## Exercise directions
State the number of lines, and only that number, in which the word "Sirope" appears.

## Provided data

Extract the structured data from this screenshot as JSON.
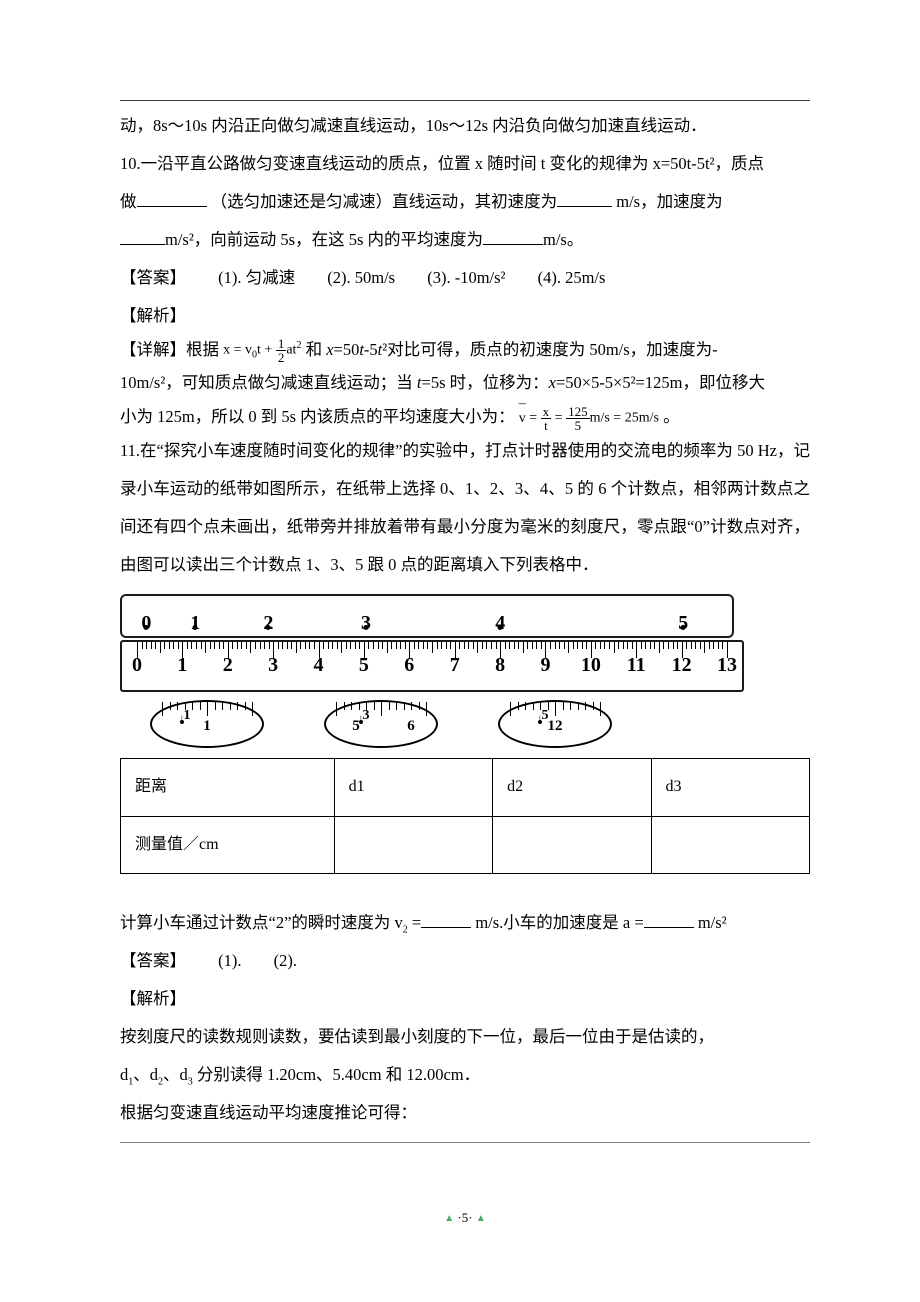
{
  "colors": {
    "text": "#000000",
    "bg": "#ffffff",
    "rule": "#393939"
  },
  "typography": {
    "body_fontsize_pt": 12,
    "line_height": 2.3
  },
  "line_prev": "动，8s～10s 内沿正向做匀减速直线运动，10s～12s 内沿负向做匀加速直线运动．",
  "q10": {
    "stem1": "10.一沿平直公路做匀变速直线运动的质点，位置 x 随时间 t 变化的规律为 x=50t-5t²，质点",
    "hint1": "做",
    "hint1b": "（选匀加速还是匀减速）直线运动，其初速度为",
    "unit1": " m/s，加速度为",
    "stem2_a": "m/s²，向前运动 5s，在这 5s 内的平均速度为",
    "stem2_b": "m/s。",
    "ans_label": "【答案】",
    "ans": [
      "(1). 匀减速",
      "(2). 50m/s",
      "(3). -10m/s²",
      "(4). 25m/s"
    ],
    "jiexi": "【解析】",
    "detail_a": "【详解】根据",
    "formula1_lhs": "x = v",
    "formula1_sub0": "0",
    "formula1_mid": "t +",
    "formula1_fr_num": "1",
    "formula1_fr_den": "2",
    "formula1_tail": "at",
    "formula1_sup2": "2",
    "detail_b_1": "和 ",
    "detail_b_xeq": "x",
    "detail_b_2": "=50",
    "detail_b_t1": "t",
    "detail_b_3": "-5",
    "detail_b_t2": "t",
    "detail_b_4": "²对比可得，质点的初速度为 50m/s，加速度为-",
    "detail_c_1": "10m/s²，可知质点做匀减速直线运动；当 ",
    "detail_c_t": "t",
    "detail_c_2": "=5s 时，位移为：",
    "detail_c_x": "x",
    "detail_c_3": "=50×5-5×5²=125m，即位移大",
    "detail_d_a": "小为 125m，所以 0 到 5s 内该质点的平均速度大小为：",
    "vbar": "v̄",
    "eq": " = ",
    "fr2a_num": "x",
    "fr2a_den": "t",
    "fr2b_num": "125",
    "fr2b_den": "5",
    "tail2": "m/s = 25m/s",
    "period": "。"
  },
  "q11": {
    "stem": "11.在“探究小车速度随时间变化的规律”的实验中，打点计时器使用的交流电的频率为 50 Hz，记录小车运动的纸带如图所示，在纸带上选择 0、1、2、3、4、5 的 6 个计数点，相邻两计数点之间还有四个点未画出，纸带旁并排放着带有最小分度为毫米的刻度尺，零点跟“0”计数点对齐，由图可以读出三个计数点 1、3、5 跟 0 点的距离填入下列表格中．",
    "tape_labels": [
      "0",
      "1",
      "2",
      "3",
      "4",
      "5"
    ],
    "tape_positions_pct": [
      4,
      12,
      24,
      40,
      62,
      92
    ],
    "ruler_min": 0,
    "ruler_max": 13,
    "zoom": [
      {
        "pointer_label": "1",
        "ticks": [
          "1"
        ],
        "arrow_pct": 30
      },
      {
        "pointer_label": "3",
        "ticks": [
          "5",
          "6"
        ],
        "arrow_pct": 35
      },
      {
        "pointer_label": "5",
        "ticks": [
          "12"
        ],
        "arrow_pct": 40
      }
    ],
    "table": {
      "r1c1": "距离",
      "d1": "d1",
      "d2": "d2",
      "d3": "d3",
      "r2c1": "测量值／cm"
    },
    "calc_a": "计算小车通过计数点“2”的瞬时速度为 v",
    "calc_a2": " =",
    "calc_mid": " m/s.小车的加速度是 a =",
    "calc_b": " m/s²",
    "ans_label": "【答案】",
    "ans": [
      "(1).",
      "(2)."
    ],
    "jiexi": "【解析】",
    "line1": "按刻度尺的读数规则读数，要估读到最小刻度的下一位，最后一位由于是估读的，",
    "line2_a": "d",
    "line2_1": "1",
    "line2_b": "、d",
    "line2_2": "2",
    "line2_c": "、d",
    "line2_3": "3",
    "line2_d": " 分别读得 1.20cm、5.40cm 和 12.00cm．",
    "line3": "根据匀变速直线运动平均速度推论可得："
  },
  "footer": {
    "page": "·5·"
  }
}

--

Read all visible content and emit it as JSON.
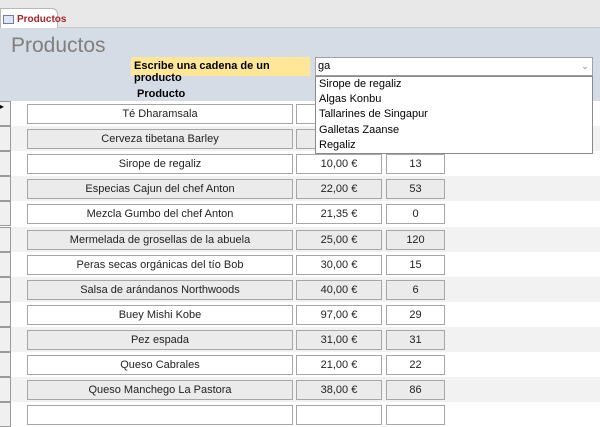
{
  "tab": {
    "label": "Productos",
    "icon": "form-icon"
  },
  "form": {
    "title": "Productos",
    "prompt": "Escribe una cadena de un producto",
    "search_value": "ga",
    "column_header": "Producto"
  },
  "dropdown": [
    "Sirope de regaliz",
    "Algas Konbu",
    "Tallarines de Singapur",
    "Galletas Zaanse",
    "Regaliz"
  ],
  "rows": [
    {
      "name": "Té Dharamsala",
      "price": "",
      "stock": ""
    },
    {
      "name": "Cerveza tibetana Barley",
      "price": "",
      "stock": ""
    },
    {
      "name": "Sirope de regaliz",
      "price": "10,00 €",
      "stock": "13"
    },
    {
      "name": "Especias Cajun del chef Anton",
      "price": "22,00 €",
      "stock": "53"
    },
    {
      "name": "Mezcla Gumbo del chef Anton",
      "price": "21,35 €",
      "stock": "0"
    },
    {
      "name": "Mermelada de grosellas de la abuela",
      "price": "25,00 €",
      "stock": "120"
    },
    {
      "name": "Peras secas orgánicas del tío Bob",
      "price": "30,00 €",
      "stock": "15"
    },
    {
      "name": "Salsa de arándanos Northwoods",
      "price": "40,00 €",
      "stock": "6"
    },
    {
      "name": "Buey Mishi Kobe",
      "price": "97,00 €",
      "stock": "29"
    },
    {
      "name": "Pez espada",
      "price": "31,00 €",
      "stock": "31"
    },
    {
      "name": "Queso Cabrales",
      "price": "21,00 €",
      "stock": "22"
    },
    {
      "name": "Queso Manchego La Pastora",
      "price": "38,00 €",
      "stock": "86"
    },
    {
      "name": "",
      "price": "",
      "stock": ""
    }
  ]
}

## Solution to this exercise
2